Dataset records
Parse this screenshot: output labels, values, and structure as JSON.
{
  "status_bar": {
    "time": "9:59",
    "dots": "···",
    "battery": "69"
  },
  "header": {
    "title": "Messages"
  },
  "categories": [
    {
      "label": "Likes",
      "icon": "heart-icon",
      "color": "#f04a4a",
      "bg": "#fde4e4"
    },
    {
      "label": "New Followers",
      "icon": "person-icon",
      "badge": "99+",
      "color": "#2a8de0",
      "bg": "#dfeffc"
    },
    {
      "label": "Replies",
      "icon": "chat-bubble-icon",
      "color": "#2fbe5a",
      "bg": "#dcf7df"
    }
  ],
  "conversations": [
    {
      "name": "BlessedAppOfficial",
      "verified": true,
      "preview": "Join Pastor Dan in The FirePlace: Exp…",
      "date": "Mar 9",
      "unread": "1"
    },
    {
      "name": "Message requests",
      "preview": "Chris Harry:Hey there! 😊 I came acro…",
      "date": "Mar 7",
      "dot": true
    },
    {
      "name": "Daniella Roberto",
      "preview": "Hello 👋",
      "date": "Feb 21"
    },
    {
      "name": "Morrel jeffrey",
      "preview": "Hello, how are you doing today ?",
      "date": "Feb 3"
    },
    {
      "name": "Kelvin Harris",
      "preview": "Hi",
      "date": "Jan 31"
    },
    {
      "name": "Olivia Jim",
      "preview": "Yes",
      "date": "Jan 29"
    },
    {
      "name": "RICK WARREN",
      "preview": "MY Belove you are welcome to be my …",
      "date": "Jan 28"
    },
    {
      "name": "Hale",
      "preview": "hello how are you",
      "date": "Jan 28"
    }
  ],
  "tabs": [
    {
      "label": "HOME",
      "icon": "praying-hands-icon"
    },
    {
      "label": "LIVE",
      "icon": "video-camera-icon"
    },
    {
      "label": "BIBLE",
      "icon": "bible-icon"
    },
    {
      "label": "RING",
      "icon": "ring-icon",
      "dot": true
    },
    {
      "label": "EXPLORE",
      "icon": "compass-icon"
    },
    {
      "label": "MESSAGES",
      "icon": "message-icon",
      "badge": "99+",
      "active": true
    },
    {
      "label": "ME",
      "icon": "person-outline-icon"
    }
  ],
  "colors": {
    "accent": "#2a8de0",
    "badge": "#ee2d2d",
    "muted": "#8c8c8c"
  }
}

* _Requirements_
Collect each line holding the string "person".

* _Written solution_
      "icon": "person-icon",
      "icon": "person-outline-icon"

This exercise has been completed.